* _Given request_: Give the number of lines in the data that contain "Průchozí", and nothing more.

* _Provided data_:

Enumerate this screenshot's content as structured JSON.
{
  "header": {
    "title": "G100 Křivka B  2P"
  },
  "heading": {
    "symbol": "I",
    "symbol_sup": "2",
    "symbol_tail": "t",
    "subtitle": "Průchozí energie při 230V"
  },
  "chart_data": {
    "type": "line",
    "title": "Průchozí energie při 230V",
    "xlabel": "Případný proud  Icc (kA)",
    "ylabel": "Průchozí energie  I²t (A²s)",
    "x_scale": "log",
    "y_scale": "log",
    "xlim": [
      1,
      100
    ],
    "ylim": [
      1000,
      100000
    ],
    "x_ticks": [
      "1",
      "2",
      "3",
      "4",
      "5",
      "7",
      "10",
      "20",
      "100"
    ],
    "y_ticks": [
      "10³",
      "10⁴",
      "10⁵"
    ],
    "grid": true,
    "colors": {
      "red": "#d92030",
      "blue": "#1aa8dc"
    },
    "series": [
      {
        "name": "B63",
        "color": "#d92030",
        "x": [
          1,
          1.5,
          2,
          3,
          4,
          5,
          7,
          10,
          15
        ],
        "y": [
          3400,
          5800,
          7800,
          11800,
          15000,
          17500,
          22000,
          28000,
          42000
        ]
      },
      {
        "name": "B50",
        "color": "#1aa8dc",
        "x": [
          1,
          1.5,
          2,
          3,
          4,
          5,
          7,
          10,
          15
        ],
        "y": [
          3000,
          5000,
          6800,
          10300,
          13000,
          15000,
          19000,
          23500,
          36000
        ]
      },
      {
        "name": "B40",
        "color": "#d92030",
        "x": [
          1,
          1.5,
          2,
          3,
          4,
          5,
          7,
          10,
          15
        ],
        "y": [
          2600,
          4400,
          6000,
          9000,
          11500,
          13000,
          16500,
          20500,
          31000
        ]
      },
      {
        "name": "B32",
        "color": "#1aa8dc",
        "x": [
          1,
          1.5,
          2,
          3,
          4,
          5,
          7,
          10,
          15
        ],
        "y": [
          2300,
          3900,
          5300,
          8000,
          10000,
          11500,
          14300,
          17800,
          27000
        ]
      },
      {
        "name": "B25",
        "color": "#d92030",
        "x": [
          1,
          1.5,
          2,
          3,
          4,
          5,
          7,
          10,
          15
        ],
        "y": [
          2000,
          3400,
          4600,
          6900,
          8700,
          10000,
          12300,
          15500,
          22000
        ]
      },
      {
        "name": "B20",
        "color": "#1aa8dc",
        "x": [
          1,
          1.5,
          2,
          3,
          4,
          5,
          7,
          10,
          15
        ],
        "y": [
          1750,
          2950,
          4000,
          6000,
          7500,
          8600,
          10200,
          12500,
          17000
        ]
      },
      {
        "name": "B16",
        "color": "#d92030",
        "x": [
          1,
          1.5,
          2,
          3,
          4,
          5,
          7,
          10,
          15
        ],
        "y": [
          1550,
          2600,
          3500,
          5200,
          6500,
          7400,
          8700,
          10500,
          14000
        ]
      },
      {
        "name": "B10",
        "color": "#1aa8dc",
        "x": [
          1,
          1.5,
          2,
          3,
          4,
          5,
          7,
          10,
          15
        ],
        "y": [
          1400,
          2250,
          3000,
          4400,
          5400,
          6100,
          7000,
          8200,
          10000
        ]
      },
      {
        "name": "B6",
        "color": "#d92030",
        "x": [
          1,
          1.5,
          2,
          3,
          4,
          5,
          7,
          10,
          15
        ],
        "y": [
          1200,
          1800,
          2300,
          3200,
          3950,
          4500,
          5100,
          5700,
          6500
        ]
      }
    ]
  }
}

* _Result of the task_: 3